The high point of her interpreting career was undoubtedly the initial face-to-face meeting between Cortés and Moctezuma, but she was directly involved in numerous exchanges between the Spanish and the many people he encountered and dealt with. She is said to have actively encouraged negotiations over bloodshed, and to transmit to Cortés the indigenous philosophy of life with its poesis and sense of ritual and beauty with so much passion, that Cortés eventually loved those lands and their people to the point of inviting Spaniards not to destroy but to blend.
Although some have considered her a traitor, many consider her an outstanding historical figure. She was outcast from her own people, and she owed no allegiance to the other Mesoamerican powers. She did take advantage of her linguistic skills to secure her own position. But there is evidence that once she was enlisted in the Spanish cause, she was totally loyal to Cortés, despite many opportunities to betray him as the convoluted history of the conquest unfolded.
The Mexican author Gómez de Orozco (5) states that Malinche “was an instrumental part of [the Spanish] strategy, interpreting in three languages and providing essential information about economic organization, knowledge of native customs, the order and succession of kingdoms, forms of tribute, rules governing family relations, and so on.”
============
■ EXERCISE 1
According to the passage on Malinche, in how many languages did she interpret?
The rows have no connection to the passage on Malinche.

■ Records from a dataset
============
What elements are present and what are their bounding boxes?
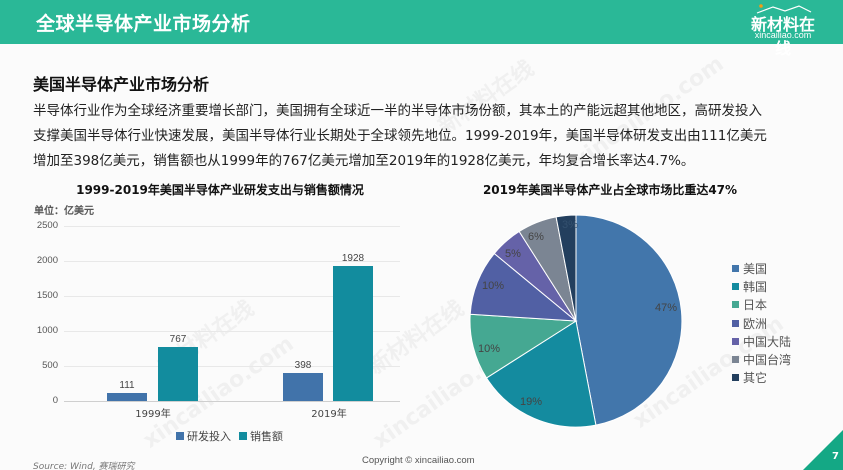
bar-value-label: 111 xyxy=(119,380,135,391)
body-line: 半导体行业作为全球经济重要增长部门，美国拥有全球近一半的半导体市场份额，其本土的… xyxy=(33,103,762,119)
y-tick: 1000 xyxy=(36,325,58,336)
gridline xyxy=(64,331,400,332)
pie-label: 19% xyxy=(520,396,542,408)
legend-item-us: 美国 xyxy=(732,259,791,277)
gridline xyxy=(64,366,400,367)
legend-item-korea: 韩国 xyxy=(732,277,791,295)
y-tick: 1500 xyxy=(36,290,58,301)
legend-swatch xyxy=(176,432,184,440)
gridline xyxy=(64,226,400,227)
legend-swatch xyxy=(732,319,739,327)
body-line: 支撑美国半导体行业快速发展，美国半导体行业长期处于全球领先地位。1999-201… xyxy=(33,128,767,144)
header-title: 全球半导体产业市场分析 xyxy=(36,13,251,35)
pie-label: 10% xyxy=(478,343,500,355)
bar-rd-1999 xyxy=(107,393,147,401)
legend-swatch xyxy=(732,282,739,290)
copyright-text: Copyright © xincailiao.com xyxy=(362,455,475,466)
body-paragraph: 半导体行业作为全球经济重要增长部门，美国拥有全球近一半的半导体市场份额，其本土的… xyxy=(33,99,823,174)
legend-item-china-mainland: 中国大陆 xyxy=(732,332,791,350)
pie-chart-title: 2019年美国半导体产业占全球市场比重达47% xyxy=(482,183,738,197)
roof-icon xyxy=(756,4,812,14)
watermark: 新材料在线 xyxy=(364,296,469,380)
legend-label: 中国大陆 xyxy=(743,334,792,349)
bar-sales-2019 xyxy=(333,266,373,401)
logo-english: xincailiao.com xyxy=(754,30,812,40)
legend-label: 日本 xyxy=(743,298,768,313)
legend-item-taiwan: 中国台湾 xyxy=(732,350,791,368)
bar-value-label: 398 xyxy=(294,360,312,371)
legend-item-sales: 销售额 xyxy=(239,428,283,444)
y-tick: 2500 xyxy=(36,220,58,231)
legend-label: 欧洲 xyxy=(743,316,768,331)
legend-label: 研发投入 xyxy=(187,430,231,443)
pie-label: 5% xyxy=(505,248,521,260)
legend-label: 其它 xyxy=(743,371,768,386)
pie-chart-legend: 美国 韩国 日本 欧洲 中国大陆 中国台湾 其它 xyxy=(732,259,791,387)
legend-item-europe: 欧洲 xyxy=(732,314,791,332)
legend-item-japan: 日本 xyxy=(732,296,791,314)
pie-label: 3% xyxy=(562,219,578,231)
bar-value-label: 767 xyxy=(169,334,187,345)
page-corner-decoration xyxy=(803,430,843,470)
y-tick: 500 xyxy=(42,360,58,371)
legend-swatch xyxy=(239,432,247,440)
brand-logo: 新材料在线 xincailiao.com xyxy=(747,2,819,58)
legend-swatch xyxy=(732,301,739,309)
legend-swatch xyxy=(732,374,739,382)
legend-label: 韩国 xyxy=(743,279,768,294)
legend-label: 销售额 xyxy=(250,430,283,443)
pie-graphic: 47% 19% 10% 10% 5% 6% 3% xyxy=(469,214,683,428)
page-number: 7 xyxy=(832,451,839,462)
legend-item-rd: 研发投入 xyxy=(176,428,231,444)
gridline xyxy=(64,296,400,297)
legend-swatch xyxy=(732,356,739,364)
y-tick: 0 xyxy=(52,395,58,406)
section-title: 美国半导体产业市场分析 xyxy=(33,75,210,94)
bar-rd-2019 xyxy=(283,373,323,401)
x-tick: 1999年 xyxy=(135,409,171,420)
logo-chinese: 新材料在线 xyxy=(750,15,815,58)
header-bar: 全球半导体产业市场分析 新材料在线 xincailiao.com xyxy=(0,0,843,58)
pie-label: 47% xyxy=(655,302,677,314)
y-tick: 2000 xyxy=(36,255,58,266)
legend-label: 中国台湾 xyxy=(743,353,792,368)
x-tick: 2019年 xyxy=(311,409,347,420)
bar-sales-1999 xyxy=(158,347,198,401)
legend-swatch xyxy=(732,264,739,272)
legend-item-other: 其它 xyxy=(732,369,791,387)
x-axis-line xyxy=(64,401,400,402)
bar-value-label: 1928 xyxy=(341,253,365,264)
pie-slice-korea xyxy=(485,320,597,428)
source-note: Source: Wind, 赛瑞研究 xyxy=(33,462,135,470)
bar-chart-title: 1999-2019年美国半导体产业研发支出与销售额情况 xyxy=(76,183,364,197)
pie-label: 10% xyxy=(482,280,504,292)
gridline xyxy=(64,261,400,262)
pie-label: 6% xyxy=(528,231,544,243)
y-axis-unit-label: 单位：亿美元 xyxy=(34,206,94,217)
pie-slice-us xyxy=(575,214,683,426)
bar-chart-legend: 研发投入 销售额 xyxy=(176,428,291,444)
legend-label: 美国 xyxy=(743,261,768,276)
pie-slice-other xyxy=(555,214,577,322)
legend-swatch xyxy=(732,337,739,345)
body-line: 增加至398亿美元，销售额也从1999年的767亿美元增加至2019年的1928… xyxy=(33,153,695,169)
============
■ EXERCISE 2
Retype the lines of the rows, beginning at the line that contains "bar-value-label: 111 xyxy=(119,380,135,391)" and stopping after the line that contains "legend-swatch xyxy=(176,432,184,440)".

■ COMPLETE RESPONSE 1
Three.

■ COMPLETE RESPONSE 2
bar-value-label: 111 xyxy=(119,380,135,391)
body-line: 半导体行业作为全球经济重要增长部门，美国拥有全球近一半的半导体市场份额，其本土的… xyxy=(33,103,762,119)
y-tick: 1000 xyxy=(36,325,58,336)
gridline xyxy=(64,331,400,332)
pie-label: 19% xyxy=(520,396,542,408)
legend-item-us: 美国 xyxy=(732,259,791,277)
gridline xyxy=(64,366,400,367)
legend-item-korea: 韩国 xyxy=(732,277,791,295)
y-tick: 1500 xyxy=(36,290,58,301)
legend-swatch xyxy=(176,432,184,440)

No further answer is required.